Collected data
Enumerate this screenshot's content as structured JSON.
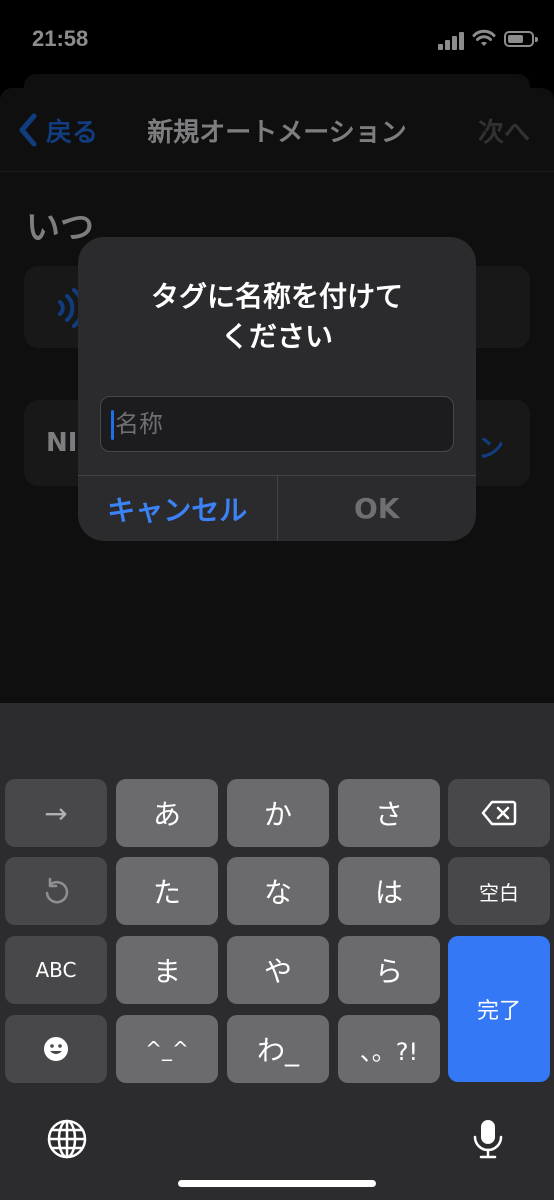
{
  "status": {
    "time": "21:58"
  },
  "nav": {
    "back_label": "戻る",
    "title": "新規オートメーション",
    "next_label": "次へ"
  },
  "section": {
    "title": "いつ"
  },
  "background_cards": {
    "card2_label": "NI",
    "card2_action": "ン"
  },
  "alert": {
    "title_line1": "タグに名称を付けて",
    "title_line2": "ください",
    "input_placeholder": "名称",
    "input_value": "",
    "cancel_label": "キャンセル",
    "ok_label": "OK"
  },
  "keyboard": {
    "rows": [
      [
        "→",
        "あ",
        "か",
        "さ",
        "delete-icon"
      ],
      [
        "undo-icon",
        "た",
        "な",
        "は",
        "空白"
      ],
      [
        "ABC",
        "ま",
        "や",
        "ら",
        "完了"
      ],
      [
        "emoji-icon",
        "^_^",
        "わ_",
        "、。?!"
      ]
    ],
    "k_arrow": "→",
    "k_a": "あ",
    "k_ka": "か",
    "k_sa": "さ",
    "k_ta": "た",
    "k_na": "な",
    "k_ha": "は",
    "k_space": "空白",
    "k_abc": "ABC",
    "k_ma": "ま",
    "k_ya": "や",
    "k_ra": "ら",
    "k_done": "完了",
    "k_kao": "^_^",
    "k_wa": "わ_",
    "k_punct": "、。?!"
  },
  "colors": {
    "accent": "#1f6fe8",
    "done_key": "#3478f6",
    "alert_bg": "#2b2b2d"
  }
}
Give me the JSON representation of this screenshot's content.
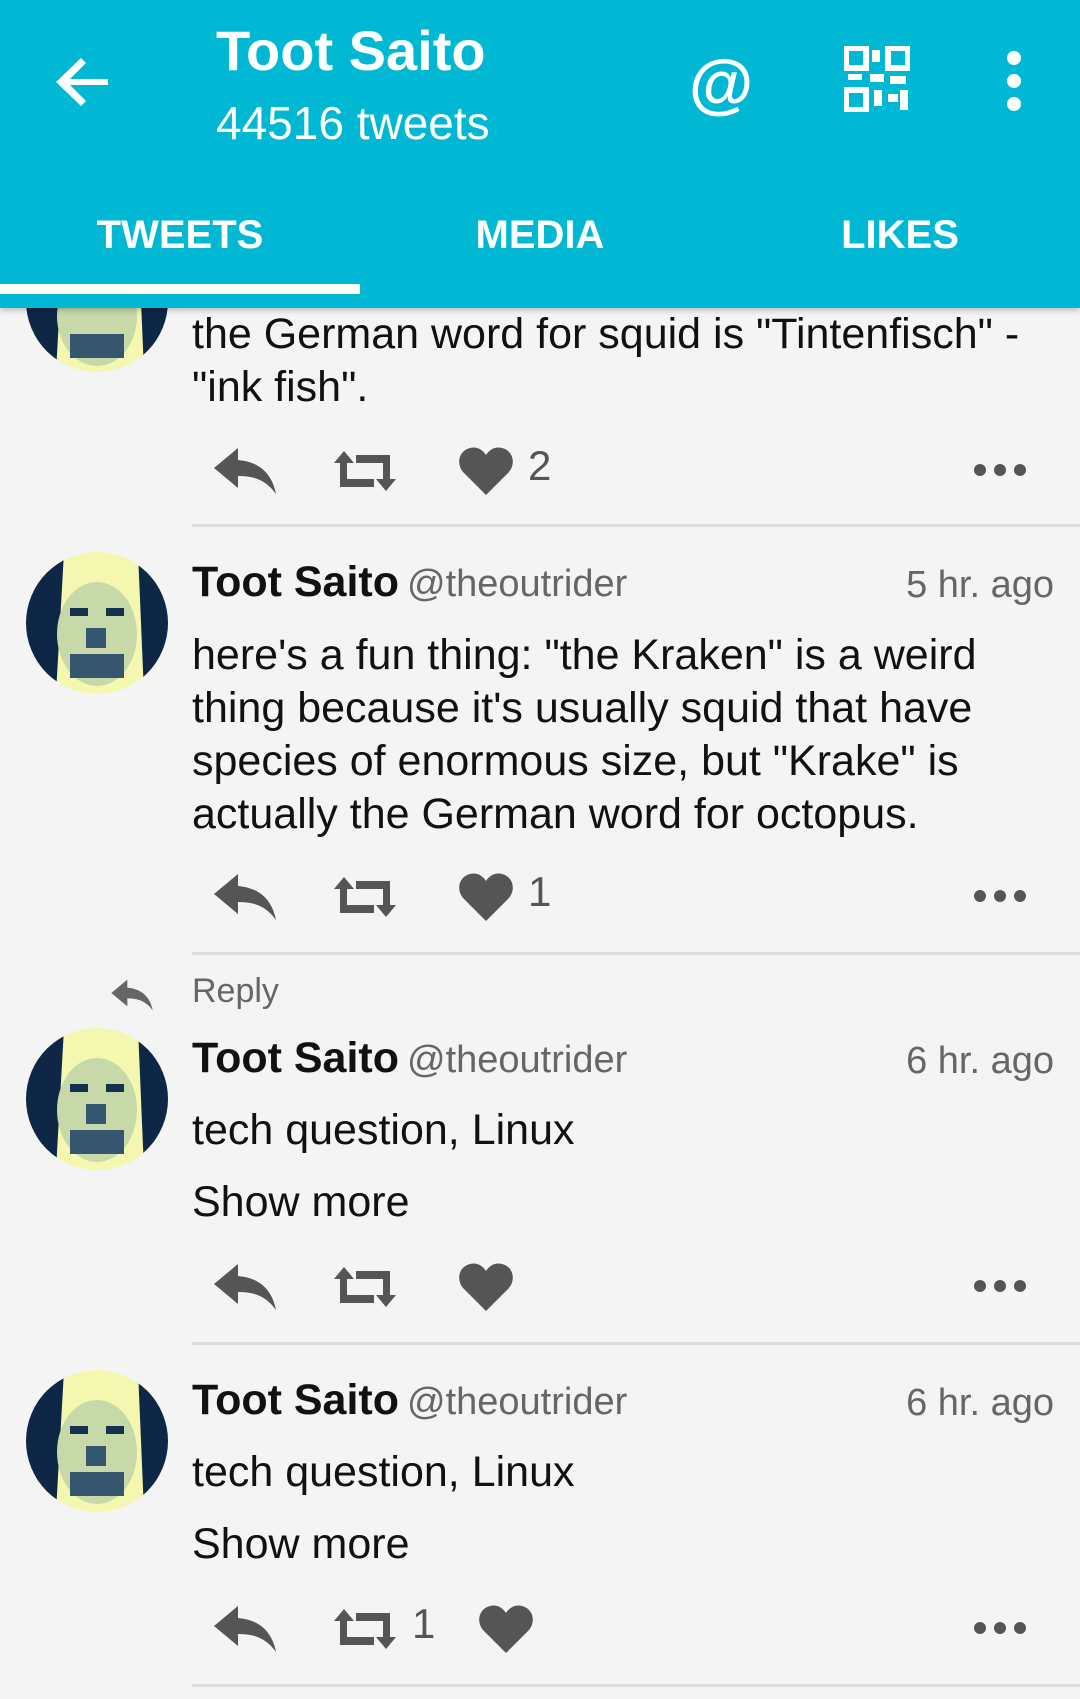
{
  "header": {
    "title": "Toot Saito",
    "subtitle": "44516 tweets",
    "at_symbol": "@"
  },
  "tabs": [
    {
      "label": "TWEETS",
      "active": true
    },
    {
      "label": "MEDIA",
      "active": false
    },
    {
      "label": "LIKES",
      "active": false
    }
  ],
  "posts": [
    {
      "text": "the German word for squid is \"Tintenfisch\" - \"ink fish\".",
      "likes": "2"
    },
    {
      "name": "Toot Saito",
      "handle": "@theoutrider",
      "time": "5 hr. ago",
      "text": "here's a fun thing: \"the Kraken\" is a weird thing because it's usually squid that have species of enormous size, but \"Krake\" is actually the German word for octopus.",
      "likes": "1"
    },
    {
      "reply_label": "Reply",
      "name": "Toot Saito",
      "handle": "@theoutrider",
      "time": "6 hr. ago",
      "text": "tech question, Linux",
      "show_more": "Show more"
    },
    {
      "name": "Toot Saito",
      "handle": "@theoutrider",
      "time": "6 hr. ago",
      "text": "tech question, Linux",
      "show_more": "Show more",
      "retweets": "1"
    }
  ],
  "colors": {
    "header_bg": "#00b8d4",
    "icon_gray": "#555555",
    "background": "#f4f4f4"
  }
}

What you are asked to do — Lines of the listing that contain the word "more" are to be counted; report only their number.

Solution for this exercise — 2